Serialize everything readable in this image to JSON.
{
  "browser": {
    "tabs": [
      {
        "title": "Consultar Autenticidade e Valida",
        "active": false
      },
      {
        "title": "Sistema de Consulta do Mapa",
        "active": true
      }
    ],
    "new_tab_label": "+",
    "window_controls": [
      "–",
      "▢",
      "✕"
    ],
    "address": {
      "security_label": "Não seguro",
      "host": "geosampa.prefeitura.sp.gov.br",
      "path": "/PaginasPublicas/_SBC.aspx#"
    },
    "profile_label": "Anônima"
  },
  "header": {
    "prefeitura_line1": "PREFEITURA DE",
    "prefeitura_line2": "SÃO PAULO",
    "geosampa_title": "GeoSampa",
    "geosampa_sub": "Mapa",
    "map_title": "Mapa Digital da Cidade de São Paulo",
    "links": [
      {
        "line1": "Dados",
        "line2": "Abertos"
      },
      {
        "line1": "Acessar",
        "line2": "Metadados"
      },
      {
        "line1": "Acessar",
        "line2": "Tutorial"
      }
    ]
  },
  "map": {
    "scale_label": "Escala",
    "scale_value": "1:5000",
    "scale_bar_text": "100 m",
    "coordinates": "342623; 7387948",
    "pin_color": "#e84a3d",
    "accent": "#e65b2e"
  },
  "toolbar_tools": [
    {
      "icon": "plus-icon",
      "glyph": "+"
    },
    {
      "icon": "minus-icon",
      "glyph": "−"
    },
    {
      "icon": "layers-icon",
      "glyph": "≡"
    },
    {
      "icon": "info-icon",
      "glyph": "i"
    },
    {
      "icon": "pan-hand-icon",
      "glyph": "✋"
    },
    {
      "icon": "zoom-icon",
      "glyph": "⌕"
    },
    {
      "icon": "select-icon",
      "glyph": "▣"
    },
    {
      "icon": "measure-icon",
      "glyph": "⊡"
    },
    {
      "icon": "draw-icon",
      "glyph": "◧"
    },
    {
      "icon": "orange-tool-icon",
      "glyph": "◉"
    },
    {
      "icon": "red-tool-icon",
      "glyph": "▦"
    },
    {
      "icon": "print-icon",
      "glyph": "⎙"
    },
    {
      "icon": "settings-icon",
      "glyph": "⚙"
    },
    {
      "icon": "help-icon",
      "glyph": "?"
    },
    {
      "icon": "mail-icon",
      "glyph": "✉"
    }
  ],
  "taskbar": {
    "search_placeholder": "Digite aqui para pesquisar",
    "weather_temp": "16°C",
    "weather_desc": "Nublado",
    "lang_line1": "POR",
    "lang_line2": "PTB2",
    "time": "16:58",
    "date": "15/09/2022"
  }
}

_TASK DESCRIPTION_
Repeat the listing exactly, from its first line to its last.

_EXERCISE SOLUTION_
Serialize everything readable in this image to JSON.
{
  "browser": {
    "tabs": [
      {
        "title": "Consultar Autenticidade e Valida",
        "active": false
      },
      {
        "title": "Sistema de Consulta do Mapa",
        "active": true
      }
    ],
    "new_tab_label": "+",
    "window_controls": [
      "–",
      "▢",
      "✕"
    ],
    "address": {
      "security_label": "Não seguro",
      "host": "geosampa.prefeitura.sp.gov.br",
      "path": "/PaginasPublicas/_SBC.aspx#"
    },
    "profile_label": "Anônima"
  },
  "header": {
    "prefeitura_line1": "PREFEITURA DE",
    "prefeitura_line2": "SÃO PAULO",
    "geosampa_title": "GeoSampa",
    "geosampa_sub": "Mapa",
    "map_title": "Mapa Digital da Cidade de São Paulo",
    "links": [
      {
        "line1": "Dados",
        "line2": "Abertos"
      },
      {
        "line1": "Acessar",
        "line2": "Metadados"
      },
      {
        "line1": "Acessar",
        "line2": "Tutorial"
      }
    ]
  },
  "map": {
    "scale_label": "Escala",
    "scale_value": "1:5000",
    "scale_bar_text": "100 m",
    "coordinates": "342623; 7387948",
    "pin_color": "#e84a3d",
    "accent": "#e65b2e"
  },
  "toolbar_tools": [
    {
      "icon": "plus-icon",
      "glyph": "+"
    },
    {
      "icon": "minus-icon",
      "glyph": "−"
    },
    {
      "icon": "layers-icon",
      "glyph": "≡"
    },
    {
      "icon": "info-icon",
      "glyph": "i"
    },
    {
      "icon": "pan-hand-icon",
      "glyph": "✋"
    },
    {
      "icon": "zoom-icon",
      "glyph": "⌕"
    },
    {
      "icon": "select-icon",
      "glyph": "▣"
    },
    {
      "icon": "measure-icon",
      "glyph": "⊡"
    },
    {
      "icon": "draw-icon",
      "glyph": "◧"
    },
    {
      "icon": "orange-tool-icon",
      "glyph": "◉"
    },
    {
      "icon": "red-tool-icon",
      "glyph": "▦"
    },
    {
      "icon": "print-icon",
      "glyph": "⎙"
    },
    {
      "icon": "settings-icon",
      "glyph": "⚙"
    },
    {
      "icon": "help-icon",
      "glyph": "?"
    },
    {
      "icon": "mail-icon",
      "glyph": "✉"
    }
  ],
  "taskbar": {
    "search_placeholder": "Digite aqui para pesquisar",
    "weather_temp": "16°C",
    "weather_desc": "Nublado",
    "lang_line1": "POR",
    "lang_line2": "PTB2",
    "time": "16:58",
    "date": "15/09/2022"
  }
}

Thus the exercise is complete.